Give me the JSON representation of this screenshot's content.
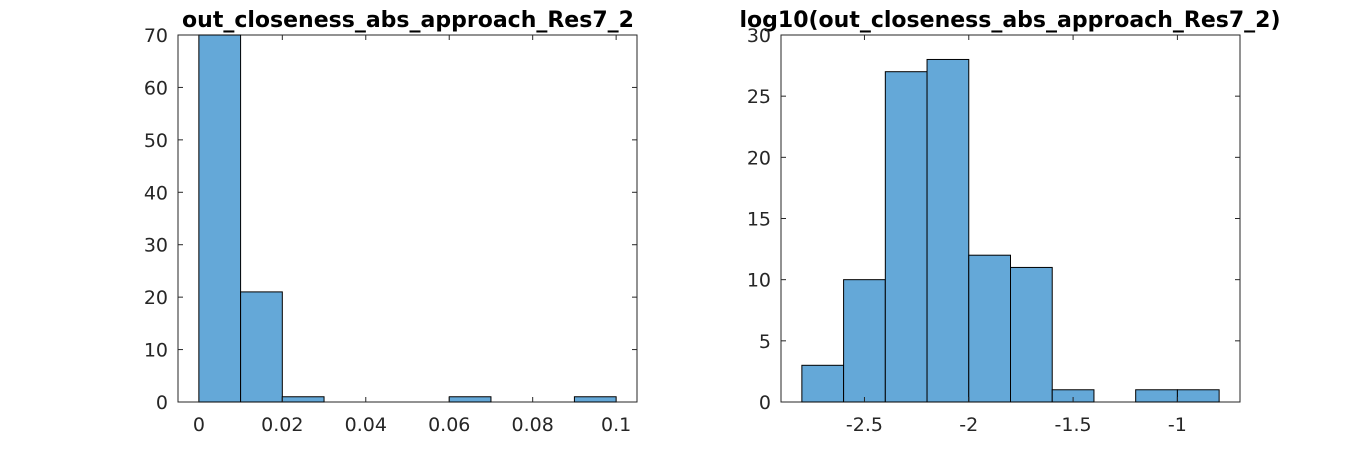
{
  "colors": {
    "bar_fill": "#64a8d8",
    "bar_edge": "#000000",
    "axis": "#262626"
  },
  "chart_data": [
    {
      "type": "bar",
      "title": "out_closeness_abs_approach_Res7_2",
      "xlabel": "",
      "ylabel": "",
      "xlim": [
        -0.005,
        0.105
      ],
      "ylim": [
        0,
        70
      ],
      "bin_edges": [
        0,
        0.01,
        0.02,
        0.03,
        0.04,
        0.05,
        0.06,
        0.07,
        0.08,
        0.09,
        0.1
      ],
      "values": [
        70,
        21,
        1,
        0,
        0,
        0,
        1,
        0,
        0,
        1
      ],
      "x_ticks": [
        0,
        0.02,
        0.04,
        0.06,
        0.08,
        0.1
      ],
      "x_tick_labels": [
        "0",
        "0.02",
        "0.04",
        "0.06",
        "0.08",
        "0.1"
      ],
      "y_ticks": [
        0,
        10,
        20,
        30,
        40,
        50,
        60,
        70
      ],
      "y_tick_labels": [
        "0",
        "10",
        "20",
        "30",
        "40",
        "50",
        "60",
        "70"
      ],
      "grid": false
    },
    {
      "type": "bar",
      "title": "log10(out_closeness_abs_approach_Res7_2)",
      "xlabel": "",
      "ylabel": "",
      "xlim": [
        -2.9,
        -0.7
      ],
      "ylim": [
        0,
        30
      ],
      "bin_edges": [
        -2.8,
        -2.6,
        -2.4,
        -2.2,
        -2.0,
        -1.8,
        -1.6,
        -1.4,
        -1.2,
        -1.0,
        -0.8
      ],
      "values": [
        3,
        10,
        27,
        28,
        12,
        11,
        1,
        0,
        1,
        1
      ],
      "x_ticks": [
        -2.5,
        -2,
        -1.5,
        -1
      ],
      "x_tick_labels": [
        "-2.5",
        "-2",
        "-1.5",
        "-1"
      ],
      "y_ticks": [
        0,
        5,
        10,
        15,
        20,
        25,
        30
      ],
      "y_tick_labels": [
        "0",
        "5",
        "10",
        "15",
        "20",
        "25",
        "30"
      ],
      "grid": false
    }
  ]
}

* * *

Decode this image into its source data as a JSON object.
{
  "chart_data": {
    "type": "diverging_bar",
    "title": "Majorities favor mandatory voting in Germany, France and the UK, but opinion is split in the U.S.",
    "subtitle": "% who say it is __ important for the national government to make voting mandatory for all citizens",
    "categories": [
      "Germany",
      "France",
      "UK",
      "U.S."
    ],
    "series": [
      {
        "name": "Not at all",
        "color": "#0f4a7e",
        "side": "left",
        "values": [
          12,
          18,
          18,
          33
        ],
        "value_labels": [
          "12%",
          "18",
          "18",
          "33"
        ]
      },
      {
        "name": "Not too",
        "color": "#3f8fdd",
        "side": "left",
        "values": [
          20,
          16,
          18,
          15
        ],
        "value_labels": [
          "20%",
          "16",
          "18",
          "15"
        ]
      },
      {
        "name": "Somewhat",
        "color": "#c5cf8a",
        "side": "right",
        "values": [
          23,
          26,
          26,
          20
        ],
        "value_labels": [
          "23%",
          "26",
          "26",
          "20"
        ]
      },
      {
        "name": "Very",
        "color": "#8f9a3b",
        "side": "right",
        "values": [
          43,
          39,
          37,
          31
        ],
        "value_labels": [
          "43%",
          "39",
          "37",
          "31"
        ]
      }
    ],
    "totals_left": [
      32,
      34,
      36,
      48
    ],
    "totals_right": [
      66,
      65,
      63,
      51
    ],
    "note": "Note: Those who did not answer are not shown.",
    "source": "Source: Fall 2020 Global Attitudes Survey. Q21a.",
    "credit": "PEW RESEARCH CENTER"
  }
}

### INSTRUCTIONS TO FOLLOW
Say how many lines of the data include the word "name". Respond with the number alone.

### EXERCISE RESPONSE
4